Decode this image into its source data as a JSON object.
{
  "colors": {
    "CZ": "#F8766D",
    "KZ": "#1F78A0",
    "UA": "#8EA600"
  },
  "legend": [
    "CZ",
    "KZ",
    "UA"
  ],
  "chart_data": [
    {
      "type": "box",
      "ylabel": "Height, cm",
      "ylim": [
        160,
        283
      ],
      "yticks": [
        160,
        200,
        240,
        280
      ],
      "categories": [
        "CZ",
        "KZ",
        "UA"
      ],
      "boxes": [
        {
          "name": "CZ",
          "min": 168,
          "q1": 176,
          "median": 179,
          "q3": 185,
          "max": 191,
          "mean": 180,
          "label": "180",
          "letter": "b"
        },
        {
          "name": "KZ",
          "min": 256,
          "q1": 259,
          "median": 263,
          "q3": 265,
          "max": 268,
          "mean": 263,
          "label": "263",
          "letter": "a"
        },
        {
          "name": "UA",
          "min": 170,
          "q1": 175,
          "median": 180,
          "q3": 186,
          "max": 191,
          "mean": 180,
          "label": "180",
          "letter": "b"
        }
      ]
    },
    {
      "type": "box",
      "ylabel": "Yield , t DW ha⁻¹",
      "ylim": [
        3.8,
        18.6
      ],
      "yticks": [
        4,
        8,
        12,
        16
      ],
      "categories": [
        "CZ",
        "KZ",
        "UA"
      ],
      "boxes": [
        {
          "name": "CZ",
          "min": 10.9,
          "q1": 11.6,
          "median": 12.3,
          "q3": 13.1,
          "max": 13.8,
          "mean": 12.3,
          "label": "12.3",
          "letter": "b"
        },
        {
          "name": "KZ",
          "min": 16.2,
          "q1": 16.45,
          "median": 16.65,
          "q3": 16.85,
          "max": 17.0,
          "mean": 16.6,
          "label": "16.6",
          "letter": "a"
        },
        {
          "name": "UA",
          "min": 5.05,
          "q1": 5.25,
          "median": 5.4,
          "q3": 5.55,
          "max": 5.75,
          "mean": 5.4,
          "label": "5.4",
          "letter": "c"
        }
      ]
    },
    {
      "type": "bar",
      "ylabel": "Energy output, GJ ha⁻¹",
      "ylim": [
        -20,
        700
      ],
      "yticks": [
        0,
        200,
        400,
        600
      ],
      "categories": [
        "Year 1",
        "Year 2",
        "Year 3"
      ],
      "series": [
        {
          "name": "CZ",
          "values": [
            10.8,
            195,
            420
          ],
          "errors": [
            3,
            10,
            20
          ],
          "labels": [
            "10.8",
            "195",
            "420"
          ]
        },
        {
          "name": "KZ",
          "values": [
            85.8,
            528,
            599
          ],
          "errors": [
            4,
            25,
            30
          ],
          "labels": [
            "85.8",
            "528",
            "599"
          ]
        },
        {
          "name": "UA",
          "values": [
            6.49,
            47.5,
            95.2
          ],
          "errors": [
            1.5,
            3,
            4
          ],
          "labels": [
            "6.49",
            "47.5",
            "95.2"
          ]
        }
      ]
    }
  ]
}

→ WRITTEN EXERCISE: Check each line of the listing above for the string "ylabel", then report only how many lines have it.

→ RESULT: 3